→ **Stated exercise**: Retype the material word for word.

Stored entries
--------

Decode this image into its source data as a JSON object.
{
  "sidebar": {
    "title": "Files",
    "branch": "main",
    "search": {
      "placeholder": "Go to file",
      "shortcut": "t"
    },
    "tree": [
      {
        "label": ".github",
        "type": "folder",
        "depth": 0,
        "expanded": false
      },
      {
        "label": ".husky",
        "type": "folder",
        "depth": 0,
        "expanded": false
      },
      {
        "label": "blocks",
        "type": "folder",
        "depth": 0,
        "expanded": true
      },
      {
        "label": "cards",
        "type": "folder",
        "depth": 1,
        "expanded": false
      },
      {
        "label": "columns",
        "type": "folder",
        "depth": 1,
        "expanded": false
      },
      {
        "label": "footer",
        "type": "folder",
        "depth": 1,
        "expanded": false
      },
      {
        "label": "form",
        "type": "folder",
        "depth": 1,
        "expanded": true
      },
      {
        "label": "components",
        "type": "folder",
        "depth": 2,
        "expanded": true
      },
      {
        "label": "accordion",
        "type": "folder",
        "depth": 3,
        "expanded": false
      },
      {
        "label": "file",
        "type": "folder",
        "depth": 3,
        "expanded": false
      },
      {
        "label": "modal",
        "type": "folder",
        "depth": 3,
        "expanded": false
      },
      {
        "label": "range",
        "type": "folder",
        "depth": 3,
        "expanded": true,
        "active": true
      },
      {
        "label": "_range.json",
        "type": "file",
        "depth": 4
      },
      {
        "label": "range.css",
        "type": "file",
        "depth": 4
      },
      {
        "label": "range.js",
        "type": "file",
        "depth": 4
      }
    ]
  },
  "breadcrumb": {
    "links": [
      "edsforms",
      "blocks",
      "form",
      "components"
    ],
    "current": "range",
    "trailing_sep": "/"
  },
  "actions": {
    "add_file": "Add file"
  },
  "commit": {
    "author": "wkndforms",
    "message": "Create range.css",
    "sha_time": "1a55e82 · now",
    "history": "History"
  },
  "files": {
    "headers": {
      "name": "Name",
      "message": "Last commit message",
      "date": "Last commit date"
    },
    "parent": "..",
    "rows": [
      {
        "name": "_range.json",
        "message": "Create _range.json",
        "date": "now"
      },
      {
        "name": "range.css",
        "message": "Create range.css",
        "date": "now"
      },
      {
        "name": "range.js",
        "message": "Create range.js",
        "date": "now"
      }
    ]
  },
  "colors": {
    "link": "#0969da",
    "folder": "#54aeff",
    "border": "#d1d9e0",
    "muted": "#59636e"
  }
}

--------

→ **Complete answer**:
Decode this image into its source data as a JSON object.
{
  "sidebar": {
    "title": "Files",
    "branch": "main",
    "search": {
      "placeholder": "Go to file",
      "shortcut": "t"
    },
    "tree": [
      {
        "label": ".github",
        "type": "folder",
        "depth": 0,
        "expanded": false
      },
      {
        "label": ".husky",
        "type": "folder",
        "depth": 0,
        "expanded": false
      },
      {
        "label": "blocks",
        "type": "folder",
        "depth": 0,
        "expanded": true
      },
      {
        "label": "cards",
        "type": "folder",
        "depth": 1,
        "expanded": false
      },
      {
        "label": "columns",
        "type": "folder",
        "depth": 1,
        "expanded": false
      },
      {
        "label": "footer",
        "type": "folder",
        "depth": 1,
        "expanded": false
      },
      {
        "label": "form",
        "type": "folder",
        "depth": 1,
        "expanded": true
      },
      {
        "label": "components",
        "type": "folder",
        "depth": 2,
        "expanded": true
      },
      {
        "label": "accordion",
        "type": "folder",
        "depth": 3,
        "expanded": false
      },
      {
        "label": "file",
        "type": "folder",
        "depth": 3,
        "expanded": false
      },
      {
        "label": "modal",
        "type": "folder",
        "depth": 3,
        "expanded": false
      },
      {
        "label": "range",
        "type": "folder",
        "depth": 3,
        "expanded": true,
        "active": true
      },
      {
        "label": "_range.json",
        "type": "file",
        "depth": 4
      },
      {
        "label": "range.css",
        "type": "file",
        "depth": 4
      },
      {
        "label": "range.js",
        "type": "file",
        "depth": 4
      }
    ]
  },
  "breadcrumb": {
    "links": [
      "edsforms",
      "blocks",
      "form",
      "components"
    ],
    "current": "range",
    "trailing_sep": "/"
  },
  "actions": {
    "add_file": "Add file"
  },
  "commit": {
    "author": "wkndforms",
    "message": "Create range.css",
    "sha_time": "1a55e82 · now",
    "history": "History"
  },
  "files": {
    "headers": {
      "name": "Name",
      "message": "Last commit message",
      "date": "Last commit date"
    },
    "parent": "..",
    "rows": [
      {
        "name": "_range.json",
        "message": "Create _range.json",
        "date": "now"
      },
      {
        "name": "range.css",
        "message": "Create range.css",
        "date": "now"
      },
      {
        "name": "range.js",
        "message": "Create range.js",
        "date": "now"
      }
    ]
  },
  "colors": {
    "link": "#0969da",
    "folder": "#54aeff",
    "border": "#d1d9e0",
    "muted": "#59636e"
  }
}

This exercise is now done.